- _MATERIAL FOR THE TASK_:

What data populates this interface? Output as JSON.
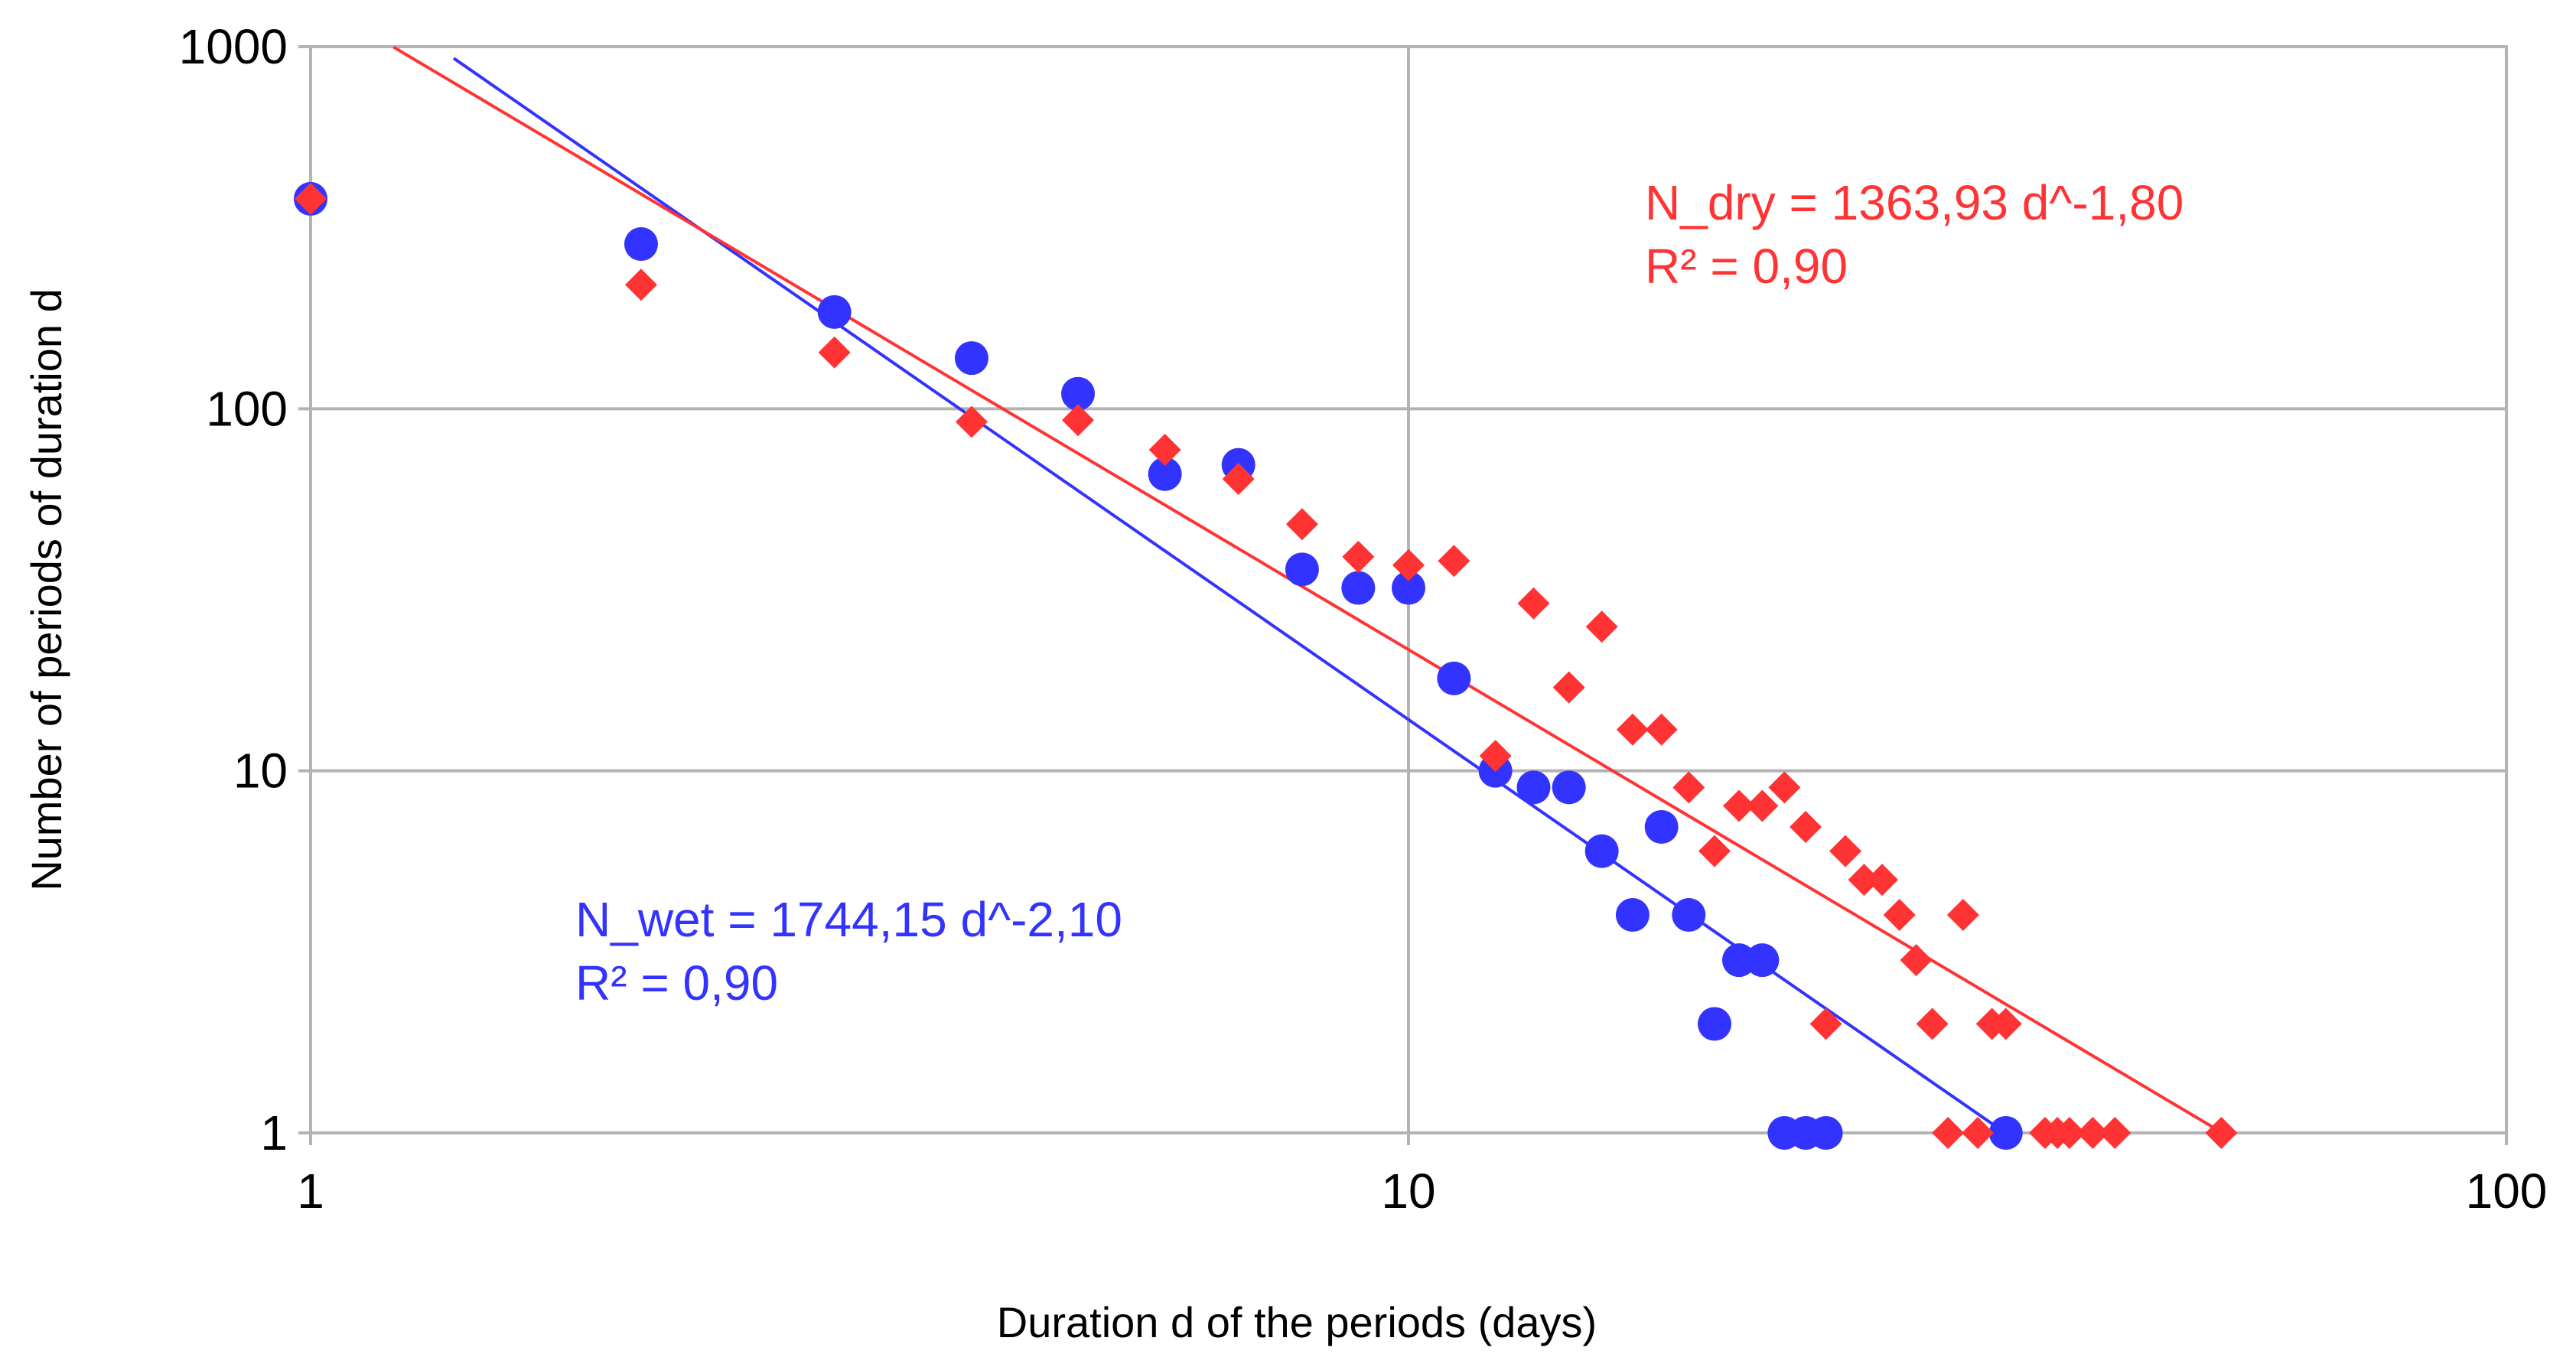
{
  "chart_data": {
    "type": "scatter",
    "title": "",
    "xlabel": "Duration d of the periods (days)",
    "ylabel": "Number of periods of duration d",
    "xscale": "log",
    "yscale": "log",
    "xlim": [
      1,
      100
    ],
    "ylim": [
      1,
      1000
    ],
    "grid": true,
    "x_ticks": [
      {
        "value": 1,
        "label": "1"
      },
      {
        "value": 10,
        "label": "10"
      },
      {
        "value": 100,
        "label": "100"
      }
    ],
    "y_ticks": [
      {
        "value": 1,
        "label": "1"
      },
      {
        "value": 10,
        "label": "10"
      },
      {
        "value": 100,
        "label": "100"
      },
      {
        "value": 1000,
        "label": "1000"
      }
    ],
    "series": [
      {
        "key": "wet",
        "color": "#3333ff",
        "marker": "circle",
        "points": [
          [
            1,
            380
          ],
          [
            2,
            285
          ],
          [
            3,
            185
          ],
          [
            4,
            138
          ],
          [
            5,
            110
          ],
          [
            6,
            66
          ],
          [
            7,
            70
          ],
          [
            8,
            36
          ],
          [
            9,
            32
          ],
          [
            10,
            32
          ],
          [
            11,
            18
          ],
          [
            12,
            10
          ],
          [
            13,
            9
          ],
          [
            14,
            9
          ],
          [
            15,
            6
          ],
          [
            16,
            4
          ],
          [
            17,
            7
          ],
          [
            18,
            4
          ],
          [
            19,
            2
          ],
          [
            20,
            3
          ],
          [
            21,
            3
          ],
          [
            22,
            1
          ],
          [
            23,
            1
          ],
          [
            24,
            1
          ],
          [
            35,
            1
          ]
        ],
        "trendline": {
          "coefficient": 1744.15,
          "exponent": -2.1,
          "x_range": [
            1.35,
            35
          ],
          "equation_label": "N_wet = 1744,15 d^-2,10",
          "r2_label": "R² = 0,90"
        }
      },
      {
        "key": "dry",
        "color": "#ff3333",
        "marker": "diamond",
        "points": [
          [
            1,
            380
          ],
          [
            2,
            220
          ],
          [
            3,
            143
          ],
          [
            4,
            92
          ],
          [
            5,
            93
          ],
          [
            6,
            77
          ],
          [
            7,
            64
          ],
          [
            8,
            48
          ],
          [
            9,
            39
          ],
          [
            10,
            37
          ],
          [
            11,
            38
          ],
          [
            12,
            11
          ],
          [
            13,
            29
          ],
          [
            14,
            17
          ],
          [
            15,
            25
          ],
          [
            16,
            13
          ],
          [
            17,
            13
          ],
          [
            18,
            9
          ],
          [
            19,
            6
          ],
          [
            20,
            8
          ],
          [
            21,
            8
          ],
          [
            22,
            9
          ],
          [
            23,
            7
          ],
          [
            24,
            2
          ],
          [
            25,
            6
          ],
          [
            26,
            5
          ],
          [
            27,
            5
          ],
          [
            28,
            4
          ],
          [
            29,
            3
          ],
          [
            30,
            2
          ],
          [
            31,
            1
          ],
          [
            32,
            4
          ],
          [
            33,
            1
          ],
          [
            34,
            2
          ],
          [
            35,
            2
          ],
          [
            38,
            1
          ],
          [
            39,
            1
          ],
          [
            40,
            1
          ],
          [
            42,
            1
          ],
          [
            44,
            1
          ],
          [
            55,
            1
          ]
        ],
        "trendline": {
          "coefficient": 1363.93,
          "exponent": -1.8,
          "x_range": [
            1.19,
            55
          ],
          "equation_label": "N_dry = 1363,93 d^-1,80",
          "r2_label": "R² = 0,90"
        }
      }
    ]
  }
}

- _INSTRUCTIONS TO FOLLOW_: Print out the whole of the material word for word, without pictures.

- _TASK ANSWER_:
What data populates this interface? Output as JSON.
{
  "chart_data": {
    "type": "scatter",
    "title": "",
    "xlabel": "Duration d of the periods (days)",
    "ylabel": "Number of periods of duration d",
    "xscale": "log",
    "yscale": "log",
    "xlim": [
      1,
      100
    ],
    "ylim": [
      1,
      1000
    ],
    "grid": true,
    "x_ticks": [
      {
        "value": 1,
        "label": "1"
      },
      {
        "value": 10,
        "label": "10"
      },
      {
        "value": 100,
        "label": "100"
      }
    ],
    "y_ticks": [
      {
        "value": 1,
        "label": "1"
      },
      {
        "value": 10,
        "label": "10"
      },
      {
        "value": 100,
        "label": "100"
      },
      {
        "value": 1000,
        "label": "1000"
      }
    ],
    "series": [
      {
        "key": "wet",
        "color": "#3333ff",
        "marker": "circle",
        "points": [
          [
            1,
            380
          ],
          [
            2,
            285
          ],
          [
            3,
            185
          ],
          [
            4,
            138
          ],
          [
            5,
            110
          ],
          [
            6,
            66
          ],
          [
            7,
            70
          ],
          [
            8,
            36
          ],
          [
            9,
            32
          ],
          [
            10,
            32
          ],
          [
            11,
            18
          ],
          [
            12,
            10
          ],
          [
            13,
            9
          ],
          [
            14,
            9
          ],
          [
            15,
            6
          ],
          [
            16,
            4
          ],
          [
            17,
            7
          ],
          [
            18,
            4
          ],
          [
            19,
            2
          ],
          [
            20,
            3
          ],
          [
            21,
            3
          ],
          [
            22,
            1
          ],
          [
            23,
            1
          ],
          [
            24,
            1
          ],
          [
            35,
            1
          ]
        ],
        "trendline": {
          "coefficient": 1744.15,
          "exponent": -2.1,
          "x_range": [
            1.35,
            35
          ],
          "equation_label": "N_wet = 1744,15 d^-2,10",
          "r2_label": "R² = 0,90"
        }
      },
      {
        "key": "dry",
        "color": "#ff3333",
        "marker": "diamond",
        "points": [
          [
            1,
            380
          ],
          [
            2,
            220
          ],
          [
            3,
            143
          ],
          [
            4,
            92
          ],
          [
            5,
            93
          ],
          [
            6,
            77
          ],
          [
            7,
            64
          ],
          [
            8,
            48
          ],
          [
            9,
            39
          ],
          [
            10,
            37
          ],
          [
            11,
            38
          ],
          [
            12,
            11
          ],
          [
            13,
            29
          ],
          [
            14,
            17
          ],
          [
            15,
            25
          ],
          [
            16,
            13
          ],
          [
            17,
            13
          ],
          [
            18,
            9
          ],
          [
            19,
            6
          ],
          [
            20,
            8
          ],
          [
            21,
            8
          ],
          [
            22,
            9
          ],
          [
            23,
            7
          ],
          [
            24,
            2
          ],
          [
            25,
            6
          ],
          [
            26,
            5
          ],
          [
            27,
            5
          ],
          [
            28,
            4
          ],
          [
            29,
            3
          ],
          [
            30,
            2
          ],
          [
            31,
            1
          ],
          [
            32,
            4
          ],
          [
            33,
            1
          ],
          [
            34,
            2
          ],
          [
            35,
            2
          ],
          [
            38,
            1
          ],
          [
            39,
            1
          ],
          [
            40,
            1
          ],
          [
            42,
            1
          ],
          [
            44,
            1
          ],
          [
            55,
            1
          ]
        ],
        "trendline": {
          "coefficient": 1363.93,
          "exponent": -1.8,
          "x_range": [
            1.19,
            55
          ],
          "equation_label": "N_dry = 1363,93 d^-1,80",
          "r2_label": "R² = 0,90"
        }
      }
    ]
  }
}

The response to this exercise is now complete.